Can you reproduce the records starting at the line containing "invite-button[interactable]: 초대 (383, 462, 395, 471)" and ending at the line containing "mic-muted-icon[interactable] (438, 414, 442, 419)", replacing "participant-row" with "attendee-row" and leaving everything else unchanged?

▶ Element position data
— Start —

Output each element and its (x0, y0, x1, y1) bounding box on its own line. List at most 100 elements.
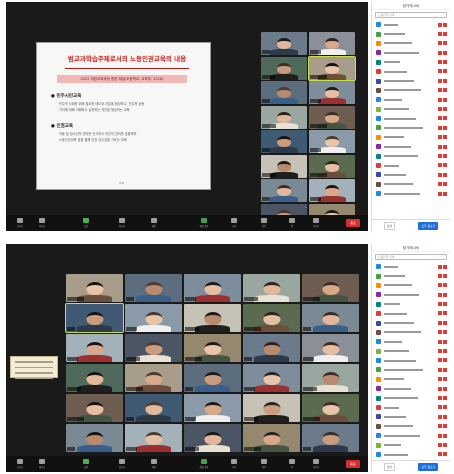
invite-button[interactable]: 초대 (383, 462, 395, 471)
mic-muted-icon[interactable] (438, 302, 442, 307)
participant-video-tile[interactable] (243, 304, 300, 332)
video-off-icon[interactable] (443, 339, 447, 344)
participant-row[interactable] (372, 95, 450, 104)
video-off-icon[interactable] (443, 311, 447, 316)
participant-video-tile[interactable] (309, 154, 355, 178)
participant-row[interactable] (372, 151, 450, 160)
participant-video-tile[interactable] (125, 304, 182, 332)
mute-all-button[interactable]: 모두 음소거 (418, 462, 439, 471)
video-off-icon[interactable] (443, 395, 447, 400)
participant-video-tile[interactable] (309, 130, 355, 153)
participant-row[interactable] (372, 281, 450, 290)
mic-muted-icon[interactable] (438, 349, 442, 354)
mic-muted-icon[interactable] (438, 31, 442, 36)
participant-row[interactable] (372, 337, 450, 346)
video-off-icon[interactable] (443, 31, 447, 36)
video-off-icon[interactable] (443, 273, 447, 278)
participant-video-tile[interactable] (302, 364, 359, 392)
participant-row[interactable] (372, 29, 450, 38)
participant-video-tile[interactable] (65, 303, 124, 333)
mic-muted-icon[interactable] (438, 339, 442, 344)
video-off-icon[interactable] (443, 182, 447, 187)
participant-row[interactable] (372, 450, 450, 459)
mic-muted-icon[interactable] (438, 144, 442, 149)
participant-video-tile[interactable] (184, 304, 241, 332)
participant-row[interactable] (372, 412, 450, 421)
video-off-icon[interactable] (443, 424, 447, 429)
participant-video-tile[interactable] (309, 179, 355, 202)
mic-muted-icon[interactable] (438, 88, 442, 93)
mic-muted-icon[interactable] (438, 377, 442, 382)
mic-muted-icon[interactable] (438, 69, 442, 74)
mic-muted-icon[interactable] (438, 116, 442, 121)
participant-video-tile[interactable] (309, 32, 355, 55)
participant-row[interactable] (372, 114, 450, 123)
toolbar-button[interactable]: 오디오 (12, 459, 28, 469)
video-off-icon[interactable] (443, 452, 447, 457)
mic-muted-icon[interactable] (438, 395, 442, 400)
toolbar-button[interactable]: 앱 (284, 218, 300, 228)
video-off-icon[interactable] (443, 414, 447, 419)
participant-row[interactable] (372, 271, 450, 280)
participant-search-input[interactable]: 노동인권 검색 (375, 12, 447, 18)
video-off-icon[interactable] (443, 405, 447, 410)
mic-muted-icon[interactable] (438, 414, 442, 419)
mic-muted-icon[interactable] (438, 386, 442, 391)
video-off-icon[interactable] (443, 78, 447, 83)
participant-search-input[interactable]: 노동인권 검색 (375, 254, 447, 260)
video-off-icon[interactable] (443, 135, 447, 140)
participant-row[interactable] (372, 58, 450, 67)
mic-muted-icon[interactable] (438, 97, 442, 102)
toolbar-button[interactable]: 화면 공유 (196, 218, 212, 228)
participant-row[interactable] (372, 180, 450, 189)
video-off-icon[interactable] (443, 41, 447, 46)
participant-row[interactable] (372, 403, 450, 412)
participant-video-tile[interactable] (302, 274, 359, 302)
toolbar-button[interactable]: 비디오 (34, 459, 50, 469)
participant-video-tile[interactable] (243, 364, 300, 392)
mic-muted-icon[interactable] (438, 424, 442, 429)
video-off-icon[interactable] (443, 367, 447, 372)
participant-row[interactable] (372, 440, 450, 449)
mic-muted-icon[interactable] (438, 292, 442, 297)
participant-row[interactable] (372, 384, 450, 393)
mic-muted-icon[interactable] (438, 50, 442, 55)
video-off-icon[interactable] (443, 433, 447, 438)
participant-video-tile[interactable] (66, 334, 123, 362)
toolbar-button[interactable]: 앱 (284, 459, 300, 469)
participant-video-tile[interactable] (261, 130, 307, 153)
video-off-icon[interactable] (443, 349, 447, 354)
video-off-icon[interactable] (443, 302, 447, 307)
participant-video-tile[interactable] (302, 334, 359, 362)
toolbar-button[interactable]: 더보기 (308, 218, 324, 228)
participant-video-tile[interactable] (66, 394, 123, 422)
mic-muted-icon[interactable] (438, 330, 442, 335)
mic-muted-icon[interactable] (438, 283, 442, 288)
participant-video-tile[interactable] (302, 424, 359, 452)
mic-muted-icon[interactable] (438, 125, 442, 130)
participant-video-tile[interactable] (125, 394, 182, 422)
participant-video-tile[interactable] (261, 32, 307, 55)
participant-row[interactable] (372, 48, 450, 57)
participant-row[interactable] (372, 393, 450, 402)
toolbar-button[interactable]: 반응 (256, 459, 272, 469)
video-off-icon[interactable] (443, 292, 447, 297)
participant-row[interactable] (372, 20, 450, 29)
participant-row[interactable] (372, 431, 450, 440)
participant-row[interactable] (372, 422, 450, 431)
mic-muted-icon[interactable] (438, 405, 442, 410)
participant-video-tile[interactable] (66, 424, 123, 452)
participant-video-tile[interactable] (309, 81, 355, 104)
participant-video-tile[interactable] (184, 364, 241, 392)
mic-muted-icon[interactable] (438, 320, 442, 325)
toolbar-button[interactable]: 참가자 (114, 459, 130, 469)
video-off-icon[interactable] (443, 264, 447, 269)
participant-video-tile[interactable] (308, 55, 356, 81)
toolbar-button[interactable]: 더보기 (308, 459, 324, 469)
mic-muted-icon[interactable] (438, 311, 442, 316)
mic-muted-icon[interactable] (438, 78, 442, 83)
video-off-icon[interactable] (443, 191, 447, 196)
video-off-icon[interactable] (443, 125, 447, 130)
video-off-icon[interactable] (443, 107, 447, 112)
participant-row[interactable] (372, 347, 450, 356)
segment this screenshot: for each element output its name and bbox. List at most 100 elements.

— End —

▶ Complete answer
invite-button[interactable]: 초대 (383, 462, 395, 471)
mic-muted-icon[interactable] (438, 302, 442, 307)
participant-video-tile[interactable] (243, 304, 300, 332)
video-off-icon[interactable] (443, 339, 447, 344)
attendee-row[interactable] (372, 95, 450, 104)
video-off-icon[interactable] (443, 311, 447, 316)
participant-video-tile[interactable] (309, 154, 355, 178)
attendee-row[interactable] (372, 151, 450, 160)
participant-video-tile[interactable] (125, 304, 182, 332)
mute-all-button[interactable]: 모두 음소거 (418, 462, 439, 471)
video-off-icon[interactable] (443, 395, 447, 400)
participant-video-tile[interactable] (309, 130, 355, 153)
attendee-row[interactable] (372, 281, 450, 290)
mic-muted-icon[interactable] (438, 349, 442, 354)
mic-muted-icon[interactable] (438, 31, 442, 36)
attendee-row[interactable] (372, 337, 450, 346)
video-off-icon[interactable] (443, 31, 447, 36)
video-off-icon[interactable] (443, 273, 447, 278)
participant-video-tile[interactable] (302, 364, 359, 392)
attendee-row[interactable] (372, 29, 450, 38)
participant-video-tile[interactable] (65, 303, 124, 333)
mic-muted-icon[interactable] (438, 339, 442, 344)
video-off-icon[interactable] (443, 182, 447, 187)
attendee-row[interactable] (372, 450, 450, 459)
mic-muted-icon[interactable] (438, 144, 442, 149)
participant-video-tile[interactable] (184, 304, 241, 332)
attendee-row[interactable] (372, 412, 450, 421)
video-off-icon[interactable] (443, 424, 447, 429)
participant-video-tile[interactable] (309, 179, 355, 202)
mic-muted-icon[interactable] (438, 88, 442, 93)
mic-muted-icon[interactable] (438, 377, 442, 382)
mic-muted-icon[interactable] (438, 69, 442, 74)
mic-muted-icon[interactable] (438, 116, 442, 121)
participant-video-tile[interactable] (309, 32, 355, 55)
attendee-row[interactable] (372, 114, 450, 123)
toolbar-button[interactable]: 오디오 (12, 459, 28, 469)
video-off-icon[interactable] (443, 452, 447, 457)
mic-muted-icon[interactable] (438, 395, 442, 400)
toolbar-button[interactable]: 앱 (284, 218, 300, 228)
video-off-icon[interactable] (443, 414, 447, 419)
attendee-row[interactable] (372, 271, 450, 280)
participant-search-input[interactable]: 노동인권 검색 (375, 12, 447, 18)
video-off-icon[interactable] (443, 405, 447, 410)
mic-muted-icon[interactable] (438, 414, 442, 419)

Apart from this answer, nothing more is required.